_What is expected_:
Go through each line of the records below and count those with the word "till"; give only the total.

━━ Available data ━━

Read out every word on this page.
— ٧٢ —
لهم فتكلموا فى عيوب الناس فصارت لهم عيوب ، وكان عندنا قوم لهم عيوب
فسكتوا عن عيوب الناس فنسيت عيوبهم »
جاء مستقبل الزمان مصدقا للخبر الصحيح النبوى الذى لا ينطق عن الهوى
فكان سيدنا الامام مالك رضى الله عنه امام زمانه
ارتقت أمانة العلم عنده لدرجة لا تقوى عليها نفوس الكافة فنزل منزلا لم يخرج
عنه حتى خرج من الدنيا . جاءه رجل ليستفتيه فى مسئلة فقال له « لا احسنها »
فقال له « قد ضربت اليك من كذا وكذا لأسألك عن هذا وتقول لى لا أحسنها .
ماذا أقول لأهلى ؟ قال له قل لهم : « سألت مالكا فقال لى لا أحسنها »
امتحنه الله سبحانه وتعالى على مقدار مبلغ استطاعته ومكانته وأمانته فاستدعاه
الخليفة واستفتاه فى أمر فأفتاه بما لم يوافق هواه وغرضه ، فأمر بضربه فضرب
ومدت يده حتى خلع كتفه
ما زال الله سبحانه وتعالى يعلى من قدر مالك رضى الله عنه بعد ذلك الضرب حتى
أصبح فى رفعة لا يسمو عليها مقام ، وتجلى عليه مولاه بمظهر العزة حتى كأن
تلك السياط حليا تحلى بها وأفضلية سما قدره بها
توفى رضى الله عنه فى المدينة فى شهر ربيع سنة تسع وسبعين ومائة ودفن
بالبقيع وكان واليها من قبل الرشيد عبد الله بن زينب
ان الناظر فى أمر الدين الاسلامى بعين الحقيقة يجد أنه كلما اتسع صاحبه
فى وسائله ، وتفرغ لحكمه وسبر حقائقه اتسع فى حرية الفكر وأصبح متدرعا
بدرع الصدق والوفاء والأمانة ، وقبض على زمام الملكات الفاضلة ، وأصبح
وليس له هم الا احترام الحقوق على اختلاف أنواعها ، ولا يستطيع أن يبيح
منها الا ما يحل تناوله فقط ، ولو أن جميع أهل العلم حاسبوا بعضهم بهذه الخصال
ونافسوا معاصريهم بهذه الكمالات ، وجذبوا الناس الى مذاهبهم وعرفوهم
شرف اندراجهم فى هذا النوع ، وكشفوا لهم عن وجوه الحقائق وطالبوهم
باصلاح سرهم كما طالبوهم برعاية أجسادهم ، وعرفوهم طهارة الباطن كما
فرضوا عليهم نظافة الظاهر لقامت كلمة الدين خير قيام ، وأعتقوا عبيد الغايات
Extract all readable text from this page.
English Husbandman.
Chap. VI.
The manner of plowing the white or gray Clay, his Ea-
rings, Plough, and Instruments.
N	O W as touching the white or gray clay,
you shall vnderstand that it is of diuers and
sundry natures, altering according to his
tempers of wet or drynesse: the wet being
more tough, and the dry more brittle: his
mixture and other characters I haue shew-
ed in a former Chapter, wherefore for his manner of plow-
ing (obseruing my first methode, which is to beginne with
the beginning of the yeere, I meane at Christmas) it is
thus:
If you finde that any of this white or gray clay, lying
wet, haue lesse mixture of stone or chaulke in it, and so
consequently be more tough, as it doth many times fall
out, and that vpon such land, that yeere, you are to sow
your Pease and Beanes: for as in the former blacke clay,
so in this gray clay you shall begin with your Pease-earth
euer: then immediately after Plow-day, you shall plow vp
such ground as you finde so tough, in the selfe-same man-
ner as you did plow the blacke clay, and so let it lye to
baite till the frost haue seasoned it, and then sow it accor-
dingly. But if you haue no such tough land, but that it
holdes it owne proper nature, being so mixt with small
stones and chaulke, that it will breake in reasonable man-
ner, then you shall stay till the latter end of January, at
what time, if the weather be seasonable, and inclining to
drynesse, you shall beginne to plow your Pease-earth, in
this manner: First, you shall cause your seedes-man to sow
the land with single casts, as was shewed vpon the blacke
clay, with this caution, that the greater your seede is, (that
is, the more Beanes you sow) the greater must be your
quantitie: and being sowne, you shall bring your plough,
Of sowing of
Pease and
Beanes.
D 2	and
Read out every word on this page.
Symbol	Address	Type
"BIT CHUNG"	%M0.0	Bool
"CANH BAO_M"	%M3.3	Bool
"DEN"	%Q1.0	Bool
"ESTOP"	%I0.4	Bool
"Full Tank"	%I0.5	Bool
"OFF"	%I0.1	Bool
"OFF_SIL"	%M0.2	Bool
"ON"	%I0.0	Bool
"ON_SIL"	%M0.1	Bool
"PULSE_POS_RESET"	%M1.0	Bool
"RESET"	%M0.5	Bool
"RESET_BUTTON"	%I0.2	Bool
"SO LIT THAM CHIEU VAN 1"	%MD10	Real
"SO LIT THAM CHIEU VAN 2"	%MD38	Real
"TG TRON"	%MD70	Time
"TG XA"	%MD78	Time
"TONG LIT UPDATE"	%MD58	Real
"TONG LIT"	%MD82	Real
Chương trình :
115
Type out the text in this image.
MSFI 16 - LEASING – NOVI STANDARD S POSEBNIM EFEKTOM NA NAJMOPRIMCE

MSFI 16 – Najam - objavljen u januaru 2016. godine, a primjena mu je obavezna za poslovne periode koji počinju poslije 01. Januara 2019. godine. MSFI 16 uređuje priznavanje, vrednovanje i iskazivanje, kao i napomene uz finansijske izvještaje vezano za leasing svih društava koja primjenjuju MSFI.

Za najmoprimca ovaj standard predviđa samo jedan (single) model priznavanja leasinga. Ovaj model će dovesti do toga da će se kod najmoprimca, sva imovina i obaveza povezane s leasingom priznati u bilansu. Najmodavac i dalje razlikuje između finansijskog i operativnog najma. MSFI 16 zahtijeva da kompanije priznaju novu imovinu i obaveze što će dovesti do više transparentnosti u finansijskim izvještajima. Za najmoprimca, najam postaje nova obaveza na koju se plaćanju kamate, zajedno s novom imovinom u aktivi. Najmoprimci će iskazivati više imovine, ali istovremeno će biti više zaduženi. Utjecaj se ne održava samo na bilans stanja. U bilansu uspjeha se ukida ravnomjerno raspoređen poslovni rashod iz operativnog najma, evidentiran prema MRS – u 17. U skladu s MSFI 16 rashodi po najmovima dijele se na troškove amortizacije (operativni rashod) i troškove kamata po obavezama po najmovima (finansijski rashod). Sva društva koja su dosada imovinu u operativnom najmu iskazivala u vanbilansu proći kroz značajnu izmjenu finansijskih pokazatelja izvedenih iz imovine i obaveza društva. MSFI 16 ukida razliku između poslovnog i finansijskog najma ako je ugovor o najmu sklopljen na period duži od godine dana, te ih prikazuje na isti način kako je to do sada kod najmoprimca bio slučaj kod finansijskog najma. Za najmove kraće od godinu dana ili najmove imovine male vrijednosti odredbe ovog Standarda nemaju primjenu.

━━━

_Task answer_:
2